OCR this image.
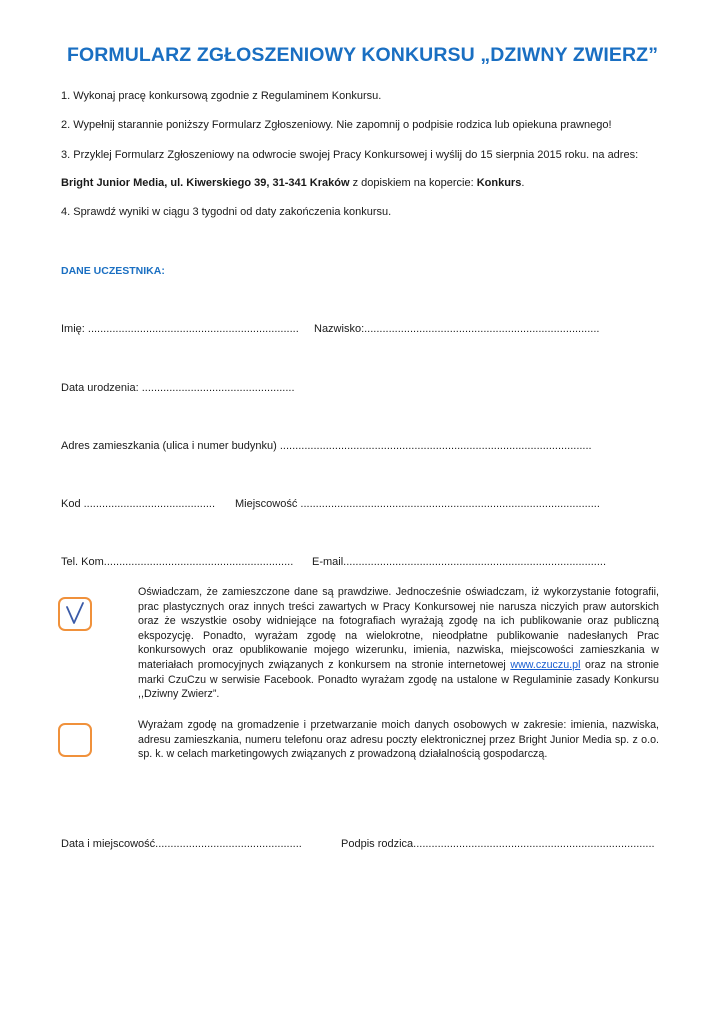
FORMULARZ ZGŁOSZENIOWY KONKURSU „DZIWNY ZWIERZ”
1. Wykonaj pracę konkursową zgodnie z Regulaminem Konkursu.
2. Wypełnij starannie poniższy Formularz Zgłoszeniowy. Nie zapomnij o podpisie rodzica lub opiekuna prawnego!
3. Przyklej Formularz Zgłoszeniowy na odwrocie swojej Pracy Konkursowej i wyślij do 15 sierpnia 2015 roku. na adres:
Bright Junior Media, ul. Kiwerskiego 39, 31-341 Kraków z dopiskiem na kopercie: Konkurs.
4. Sprawdź wyniki w ciągu 3 tygodni od daty zakończenia konkursu.
DANE UCZESTNIKA:
Imię: ..................................................................... Nazwisko:.............................................................................
Data urodzenia: ..................................................
Adres zamieszkania (ulica i numer budynku) ......................................................................................................
Kod ........................................... Miejscowość ..................................................................................................
Tel. Kom.............................................................. E-mail......................................................................................
Oświadczam, że zamieszczone dane są prawdziwe. Jednocześnie oświadczam, iż wykorzystanie fotografii, prac plastycznych oraz innych treści zawartych w Pracy Konkursowej nie narusza niczyich praw autorskich oraz że wszystkie osoby widniejące na fotografiach wyrażają zgodę na ich publikowanie oraz publiczną ekspozycję. Ponadto, wyrażam zgodę na wielokrotne, nieodpłatne publikowanie nadesłanych Prac konkursowych oraz opublikowanie mojego wizerunku, imienia, nazwiska, miejscowości zamieszkania w materiałach promocyjnych związanych z konkursem na stronie internetowej www.czuczu.pl oraz na stronie marki CzuCzu w serwisie Facebook. Ponadto wyrażam zgodę na ustalone w Regulaminie zasady Konkursu ,,Dziwny Zwierz”.
Wyrażam zgodę na gromadzenie i przetwarzanie moich danych osobowych w zakresie: imienia, nazwiska, adresu zamieszkania, numeru telefonu oraz adresu poczty elektronicznej przez Bright Junior Media sp. z o.o. sp. k. w celach marketingowych związanych z prowadzoną działalnością gospodarczą.
Data i miejscowość................................................	Podpis rodzica...............................................................................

──────────────────────────────

Directions: Exclude the images, then output the data above word for word.

Response below:
OCR this image.
FORMULARZ ZGŁOSZENIOWY KONKURSU „DZIWNY ZWIERZ”
1. Wykonaj pracę konkursową zgodnie z Regulaminem Konkursu.
2. Wypełnij starannie poniższy Formularz Zgłoszeniowy. Nie zapomnij o podpisie rodzica lub opiekuna prawnego!
3. Przyklej Formularz Zgłoszeniowy na odwrocie swojej Pracy Konkursowej i wyślij do 15 sierpnia 2015 roku. na adres:
Bright Junior Media, ul. Kiwerskiego 39, 31-341 Kraków z dopiskiem na kopercie: Konkurs.
4. Sprawdź wyniki w ciągu 3 tygodni od daty zakończenia konkursu.
DANE UCZESTNIKA:
Imię: ..................................................................... Nazwisko:.............................................................................
Data urodzenia: ..................................................
Adres zamieszkania (ulica i numer budynku) ......................................................................................................
Kod ........................................... Miejscowość ..................................................................................................
Tel. Kom.............................................................. E-mail......................................................................................
Oświadczam, że zamieszczone dane są prawdziwe. Jednocześnie oświadczam, iż wykorzystanie fotografii, prac plastycznych oraz innych treści zawartych w Pracy Konkursowej nie narusza niczyich praw autorskich oraz że wszystkie osoby widniejące na fotografiach wyrażają zgodę na ich publikowanie oraz publiczną ekspozycję. Ponadto, wyrażam zgodę na wielokrotne, nieodpłatne publikowanie nadesłanych Prac konkursowych oraz opublikowanie mojego wizerunku, imienia, nazwiska, miejscowości zamieszkania w materiałach promocyjnych związanych z konkursem na stronie internetowej www.czuczu.pl oraz na stronie marki CzuCzu w serwisie Facebook. Ponadto wyrażam zgodę na ustalone w Regulaminie zasady Konkursu ,,Dziwny Zwierz”.
Wyrażam zgodę na gromadzenie i przetwarzanie moich danych osobowych w zakresie: imienia, nazwiska, adresu zamieszkania, numeru telefonu oraz adresu poczty elektronicznej przez Bright Junior Media sp. z o.o. sp. k. w celach marketingowych związanych z prowadzoną działalnością gospodarczą.
Data i miejscowość................................................	Podpis rodzica...............................................................................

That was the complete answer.